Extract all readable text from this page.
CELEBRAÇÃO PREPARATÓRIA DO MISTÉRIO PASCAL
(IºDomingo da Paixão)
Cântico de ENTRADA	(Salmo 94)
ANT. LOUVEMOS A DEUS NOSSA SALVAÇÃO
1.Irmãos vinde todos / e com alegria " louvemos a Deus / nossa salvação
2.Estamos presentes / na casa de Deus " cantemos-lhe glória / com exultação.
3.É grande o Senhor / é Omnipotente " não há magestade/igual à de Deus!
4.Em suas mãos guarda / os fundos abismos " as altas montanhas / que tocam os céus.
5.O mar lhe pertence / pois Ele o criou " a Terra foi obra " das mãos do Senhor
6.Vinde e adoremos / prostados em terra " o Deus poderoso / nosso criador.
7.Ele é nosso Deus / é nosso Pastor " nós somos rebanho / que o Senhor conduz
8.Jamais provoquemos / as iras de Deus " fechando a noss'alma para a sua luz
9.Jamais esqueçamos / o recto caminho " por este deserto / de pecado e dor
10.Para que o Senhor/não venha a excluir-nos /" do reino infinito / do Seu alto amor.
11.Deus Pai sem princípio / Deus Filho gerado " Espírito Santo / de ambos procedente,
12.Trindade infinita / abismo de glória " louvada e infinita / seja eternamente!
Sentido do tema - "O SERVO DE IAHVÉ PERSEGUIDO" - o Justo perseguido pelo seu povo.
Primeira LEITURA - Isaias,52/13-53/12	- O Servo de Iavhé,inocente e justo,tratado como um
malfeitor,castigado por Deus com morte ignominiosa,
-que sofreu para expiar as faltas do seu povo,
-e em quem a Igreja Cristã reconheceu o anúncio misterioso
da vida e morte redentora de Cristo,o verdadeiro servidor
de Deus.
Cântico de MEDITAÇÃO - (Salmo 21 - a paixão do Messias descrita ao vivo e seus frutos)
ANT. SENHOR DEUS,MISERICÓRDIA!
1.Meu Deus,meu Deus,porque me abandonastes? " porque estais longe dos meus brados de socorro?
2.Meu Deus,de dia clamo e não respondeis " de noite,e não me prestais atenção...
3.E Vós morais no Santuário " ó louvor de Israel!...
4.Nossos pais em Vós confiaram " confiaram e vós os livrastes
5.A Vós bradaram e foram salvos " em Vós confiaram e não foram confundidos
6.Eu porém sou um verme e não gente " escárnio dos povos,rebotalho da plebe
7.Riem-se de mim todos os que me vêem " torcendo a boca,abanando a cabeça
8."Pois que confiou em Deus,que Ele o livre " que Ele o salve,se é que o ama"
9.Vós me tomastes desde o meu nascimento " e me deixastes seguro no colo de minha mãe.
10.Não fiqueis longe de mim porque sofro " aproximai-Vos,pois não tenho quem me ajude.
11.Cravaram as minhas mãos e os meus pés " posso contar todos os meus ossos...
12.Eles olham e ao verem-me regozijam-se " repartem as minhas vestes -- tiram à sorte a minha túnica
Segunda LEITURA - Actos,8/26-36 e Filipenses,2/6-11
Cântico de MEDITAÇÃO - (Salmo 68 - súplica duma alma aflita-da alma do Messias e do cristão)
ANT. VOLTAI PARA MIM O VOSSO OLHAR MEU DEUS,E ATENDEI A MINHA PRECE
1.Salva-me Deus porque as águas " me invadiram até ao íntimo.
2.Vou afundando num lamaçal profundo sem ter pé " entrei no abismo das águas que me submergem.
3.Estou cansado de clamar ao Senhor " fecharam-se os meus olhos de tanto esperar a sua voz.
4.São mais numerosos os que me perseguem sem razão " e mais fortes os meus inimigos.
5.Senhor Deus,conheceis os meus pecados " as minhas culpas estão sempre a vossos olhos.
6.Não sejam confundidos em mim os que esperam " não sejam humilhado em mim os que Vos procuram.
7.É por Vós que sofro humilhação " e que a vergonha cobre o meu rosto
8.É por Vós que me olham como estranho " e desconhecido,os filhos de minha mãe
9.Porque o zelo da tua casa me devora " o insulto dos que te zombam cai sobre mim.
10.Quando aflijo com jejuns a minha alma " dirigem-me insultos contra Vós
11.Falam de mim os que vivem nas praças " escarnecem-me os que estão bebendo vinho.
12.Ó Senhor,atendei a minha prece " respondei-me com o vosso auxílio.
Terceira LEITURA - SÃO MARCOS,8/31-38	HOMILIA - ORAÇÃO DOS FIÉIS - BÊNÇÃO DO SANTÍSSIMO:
────────────────────────────────────────
## Short task:
Once more, set down the full listing, verbatim.

## Solution for this exercise:
Extract all readable text from this page.
CELEBRAÇÃO PREPARATÓRIA DO MISTÉRIO PASCAL
(IºDomingo da Paixão)
Cântico de ENTRADA	(Salmo 94)
ANT. LOUVEMOS A DEUS NOSSA SALVAÇÃO
1.Irmãos vinde todos / e com alegria " louvemos a Deus / nossa salvação
2.Estamos presentes / na casa de Deus " cantemos-lhe glória / com exultação.
3.É grande o Senhor / é Omnipotente " não há magestade/igual à de Deus!
4.Em suas mãos guarda / os fundos abismos " as altas montanhas / que tocam os céus.
5.O mar lhe pertence / pois Ele o criou " a Terra foi obra " das mãos do Senhor
6.Vinde e adoremos / prostados em terra " o Deus poderoso / nosso criador.
7.Ele é nosso Deus / é nosso Pastor " nós somos rebanho / que o Senhor conduz
8.Jamais provoquemos / as iras de Deus " fechando a noss'alma para a sua luz
9.Jamais esqueçamos / o recto caminho " por este deserto / de pecado e dor
10.Para que o Senhor/não venha a excluir-nos /" do reino infinito / do Seu alto amor.
11.Deus Pai sem princípio / Deus Filho gerado " Espírito Santo / de ambos procedente,
12.Trindade infinita / abismo de glória " louvada e infinita / seja eternamente!
Sentido do tema - "O SERVO DE IAHVÉ PERSEGUIDO" - o Justo perseguido pelo seu povo.
Primeira LEITURA - Isaias,52/13-53/12	- O Servo de Iavhé,inocente e justo,tratado como um
malfeitor,castigado por Deus com morte ignominiosa,
-que sofreu para expiar as faltas do seu povo,
-e em quem a Igreja Cristã reconheceu o anúncio misterioso
da vida e morte redentora de Cristo,o verdadeiro servidor
de Deus.
Cântico de MEDITAÇÃO - (Salmo 21 - a paixão do Messias descrita ao vivo e seus frutos)
ANT. SENHOR DEUS,MISERICÓRDIA!
1.Meu Deus,meu Deus,porque me abandonastes? " porque estais longe dos meus brados de socorro?
2.Meu Deus,de dia clamo e não respondeis " de noite,e não me prestais atenção...
3.E Vós morais no Santuário " ó louvor de Israel!...
4.Nossos pais em Vós confiaram " confiaram e vós os livrastes
5.A Vós bradaram e foram salvos " em Vós confiaram e não foram confundidos
6.Eu porém sou um verme e não gente " escárnio dos povos,rebotalho da plebe
7.Riem-se de mim todos os que me vêem " torcendo a boca,abanando a cabeça
8."Pois que confiou em Deus,que Ele o livre " que Ele o salve,se é que o ama"
9.Vós me tomastes desde o meu nascimento " e me deixastes seguro no colo de minha mãe.
10.Não fiqueis longe de mim porque sofro " aproximai-Vos,pois não tenho quem me ajude.
11.Cravaram as minhas mãos e os meus pés " posso contar todos os meus ossos...
12.Eles olham e ao verem-me regozijam-se " repartem as minhas vestes -- tiram à sorte a minha túnica
Segunda LEITURA - Actos,8/26-36 e Filipenses,2/6-11
Cântico de MEDITAÇÃO - (Salmo 68 - súplica duma alma aflita-da alma do Messias e do cristão)
ANT. VOLTAI PARA MIM O VOSSO OLHAR MEU DEUS,E ATENDEI A MINHA PRECE
1.Salva-me Deus porque as águas " me invadiram até ao íntimo.
2.Vou afundando num lamaçal profundo sem ter pé " entrei no abismo das águas que me submergem.
3.Estou cansado de clamar ao Senhor " fecharam-se os meus olhos de tanto esperar a sua voz.
4.São mais numerosos os que me perseguem sem razão " e mais fortes os meus inimigos.
5.Senhor Deus,conheceis os meus pecados " as minhas culpas estão sempre a vossos olhos.
6.Não sejam confundidos em mim os que esperam " não sejam humilhado em mim os que Vos procuram.
7.É por Vós que sofro humilhação " e que a vergonha cobre o meu rosto
8.É por Vós que me olham como estranho " e desconhecido,os filhos de minha mãe
9.Porque o zelo da tua casa me devora " o insulto dos que te zombam cai sobre mim.
10.Quando aflijo com jejuns a minha alma " dirigem-me insultos contra Vós
11.Falam de mim os que vivem nas praças " escarnecem-me os que estão bebendo vinho.
12.Ó Senhor,atendei a minha prece " respondei-me com o vosso auxílio.
Terceira LEITURA - SÃO MARCOS,8/31-38	HOMILIA - ORAÇÃO DOS FIÉIS - BÊNÇÃO DO SANTÍSSIMO:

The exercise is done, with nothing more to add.